_What to work on_. Say how many lines contain the word "name" and give no other text.

_Recorded information_.
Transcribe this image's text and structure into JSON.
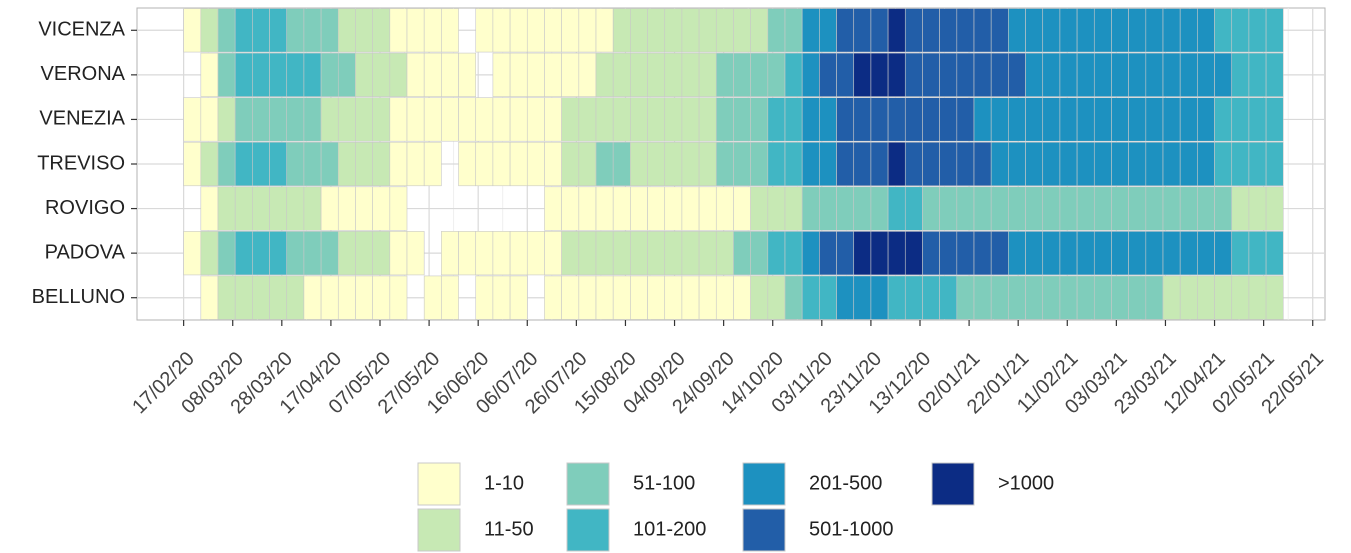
{
  "chart_data": {
    "type": "heatmap",
    "x": [
      0,
      7,
      14,
      21,
      28,
      35,
      42,
      49,
      56,
      63,
      70,
      77,
      84,
      91,
      98,
      105,
      112,
      119,
      126,
      133,
      140,
      147,
      154,
      161,
      168,
      175,
      182,
      189,
      196,
      203,
      210,
      217,
      224,
      231,
      238,
      245,
      252,
      259,
      266,
      273,
      280,
      287,
      294,
      301,
      308,
      315,
      322,
      329,
      336,
      343,
      350,
      357,
      364,
      371,
      378,
      385,
      392,
      399,
      406,
      413,
      420,
      427,
      434,
      441
    ],
    "xlim": [
      -19,
      465
    ],
    "xticks": [
      {
        "value": 0,
        "label": "17/02/20"
      },
      {
        "value": 20,
        "label": "08/03/20"
      },
      {
        "value": 40,
        "label": "28/03/20"
      },
      {
        "value": 60,
        "label": "17/04/20"
      },
      {
        "value": 80,
        "label": "07/05/20"
      },
      {
        "value": 100,
        "label": "27/05/20"
      },
      {
        "value": 120,
        "label": "16/06/20"
      },
      {
        "value": 140,
        "label": "06/07/20"
      },
      {
        "value": 160,
        "label": "26/07/20"
      },
      {
        "value": 180,
        "label": "15/08/20"
      },
      {
        "value": 200,
        "label": "04/09/20"
      },
      {
        "value": 220,
        "label": "24/09/20"
      },
      {
        "value": 240,
        "label": "14/10/20"
      },
      {
        "value": 260,
        "label": "03/11/20"
      },
      {
        "value": 280,
        "label": "23/11/20"
      },
      {
        "value": 300,
        "label": "13/12/20"
      },
      {
        "value": 320,
        "label": "02/01/21"
      },
      {
        "value": 340,
        "label": "22/01/21"
      },
      {
        "value": 360,
        "label": "11/02/21"
      },
      {
        "value": 380,
        "label": "03/03/21"
      },
      {
        "value": 400,
        "label": "23/03/21"
      },
      {
        "value": 420,
        "label": "12/04/21"
      },
      {
        "value": 440,
        "label": "02/05/21"
      },
      {
        "value": 460,
        "label": "22/05/21"
      }
    ],
    "levels": [
      "1-10",
      "11-50",
      "51-100",
      "101-200",
      "201-500",
      "501-1000",
      ">1000"
    ],
    "colors": [
      "#ffffcc",
      "#c7e9b4",
      "#7fcdbb",
      "#41b6c4",
      "#1d91c0",
      "#225ea8",
      "#0c2c84"
    ],
    "grid": true,
    "series": [
      {
        "name": "VICENZA",
        "values": [
          1,
          2,
          3,
          4,
          4,
          4,
          3,
          3,
          3,
          2,
          2,
          2,
          1,
          1,
          1,
          1,
          null,
          1,
          1,
          1,
          1,
          1,
          1,
          1,
          1,
          2,
          2,
          2,
          2,
          2,
          2,
          2,
          2,
          2,
          3,
          3,
          5,
          5,
          6,
          6,
          6,
          7,
          6,
          6,
          6,
          6,
          6,
          6,
          5,
          5,
          5,
          5,
          5,
          5,
          5,
          5,
          5,
          5,
          5,
          5,
          4,
          4,
          4,
          4
        ]
      },
      {
        "name": "VERONA",
        "values": [
          null,
          1,
          3,
          4,
          4,
          4,
          4,
          4,
          3,
          3,
          2,
          2,
          2,
          1,
          1,
          1,
          1,
          null,
          1,
          1,
          1,
          1,
          1,
          1,
          2,
          2,
          2,
          2,
          2,
          2,
          2,
          3,
          3,
          3,
          3,
          4,
          5,
          6,
          6,
          7,
          7,
          7,
          6,
          6,
          6,
          6,
          6,
          6,
          6,
          5,
          5,
          5,
          5,
          5,
          5,
          5,
          5,
          5,
          5,
          5,
          5,
          4,
          4,
          4
        ]
      },
      {
        "name": "VENEZIA",
        "values": [
          1,
          1,
          2,
          3,
          3,
          3,
          3,
          3,
          2,
          2,
          2,
          2,
          1,
          1,
          1,
          1,
          1,
          1,
          1,
          1,
          1,
          1,
          2,
          2,
          2,
          2,
          2,
          2,
          2,
          2,
          2,
          3,
          3,
          3,
          4,
          4,
          5,
          5,
          6,
          6,
          6,
          6,
          6,
          6,
          6,
          6,
          5,
          5,
          5,
          5,
          5,
          5,
          5,
          5,
          5,
          5,
          5,
          5,
          5,
          5,
          4,
          4,
          4,
          4
        ]
      },
      {
        "name": "TREVISO",
        "values": [
          1,
          2,
          3,
          4,
          4,
          4,
          3,
          3,
          3,
          2,
          2,
          2,
          1,
          1,
          1,
          null,
          1,
          1,
          1,
          1,
          1,
          1,
          2,
          2,
          3,
          3,
          2,
          2,
          2,
          2,
          2,
          3,
          3,
          3,
          4,
          4,
          5,
          5,
          6,
          6,
          6,
          7,
          6,
          6,
          6,
          6,
          6,
          5,
          5,
          5,
          5,
          5,
          5,
          5,
          5,
          5,
          5,
          5,
          5,
          5,
          4,
          4,
          4,
          4
        ]
      },
      {
        "name": "ROVIGO",
        "values": [
          null,
          1,
          2,
          2,
          2,
          2,
          2,
          2,
          1,
          1,
          1,
          1,
          1,
          null,
          null,
          null,
          null,
          null,
          null,
          null,
          null,
          1,
          1,
          1,
          1,
          1,
          1,
          1,
          1,
          1,
          1,
          1,
          1,
          2,
          2,
          2,
          3,
          3,
          3,
          3,
          3,
          4,
          4,
          3,
          3,
          3,
          3,
          3,
          3,
          3,
          3,
          3,
          3,
          3,
          3,
          3,
          3,
          3,
          3,
          3,
          3,
          2,
          2,
          2
        ]
      },
      {
        "name": "PADOVA",
        "values": [
          1,
          2,
          3,
          4,
          4,
          4,
          3,
          3,
          3,
          2,
          2,
          2,
          1,
          1,
          null,
          1,
          1,
          1,
          1,
          1,
          1,
          1,
          2,
          2,
          2,
          2,
          2,
          2,
          2,
          2,
          2,
          2,
          3,
          3,
          4,
          4,
          5,
          6,
          6,
          7,
          7,
          7,
          7,
          6,
          6,
          6,
          6,
          6,
          5,
          5,
          5,
          5,
          5,
          5,
          5,
          5,
          5,
          5,
          5,
          5,
          5,
          4,
          4,
          4
        ]
      },
      {
        "name": "BELLUNO",
        "values": [
          null,
          1,
          2,
          2,
          2,
          2,
          2,
          1,
          1,
          1,
          1,
          1,
          1,
          null,
          1,
          1,
          null,
          1,
          1,
          1,
          null,
          1,
          1,
          1,
          1,
          1,
          1,
          1,
          1,
          1,
          1,
          1,
          1,
          2,
          2,
          3,
          4,
          4,
          5,
          5,
          5,
          4,
          4,
          4,
          4,
          3,
          3,
          3,
          3,
          3,
          3,
          3,
          3,
          3,
          3,
          3,
          3,
          2,
          2,
          2,
          2,
          2,
          2,
          2
        ]
      }
    ]
  }
}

_Result for this exercise_. 7